▶ _Task objective_
Reproduce the data exactly.

[Records from a data collection]
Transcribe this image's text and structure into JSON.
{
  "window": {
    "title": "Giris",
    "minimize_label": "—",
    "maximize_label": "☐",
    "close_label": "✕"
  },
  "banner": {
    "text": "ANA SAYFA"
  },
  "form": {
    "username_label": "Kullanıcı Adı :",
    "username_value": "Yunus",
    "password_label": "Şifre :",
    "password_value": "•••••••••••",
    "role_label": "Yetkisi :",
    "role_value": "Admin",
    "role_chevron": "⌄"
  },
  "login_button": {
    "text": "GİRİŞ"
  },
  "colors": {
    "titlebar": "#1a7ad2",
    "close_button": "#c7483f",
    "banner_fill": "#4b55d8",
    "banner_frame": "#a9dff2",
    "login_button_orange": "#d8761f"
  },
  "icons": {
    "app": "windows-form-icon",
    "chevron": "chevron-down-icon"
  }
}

▶ _Exercise output_
Transcribe this image's text and structure into JSON.
{
  "window": {
    "title": "Giris",
    "minimize_label": "—",
    "maximize_label": "☐",
    "close_label": "✕"
  },
  "banner": {
    "text": "ANA SAYFA"
  },
  "form": {
    "username_label": "Kullanıcı Adı :",
    "username_value": "Yunus",
    "password_label": "Şifre :",
    "password_value": "•••••••••••",
    "role_label": "Yetkisi :",
    "role_value": "Admin",
    "role_chevron": "⌄"
  },
  "login_button": {
    "text": "GİRİŞ"
  },
  "colors": {
    "titlebar": "#1a7ad2",
    "close_button": "#c7483f",
    "banner_fill": "#4b55d8",
    "banner_frame": "#a9dff2",
    "login_button_orange": "#d8761f"
  },
  "icons": {
    "app": "windows-form-icon",
    "chevron": "chevron-down-icon"
  }
}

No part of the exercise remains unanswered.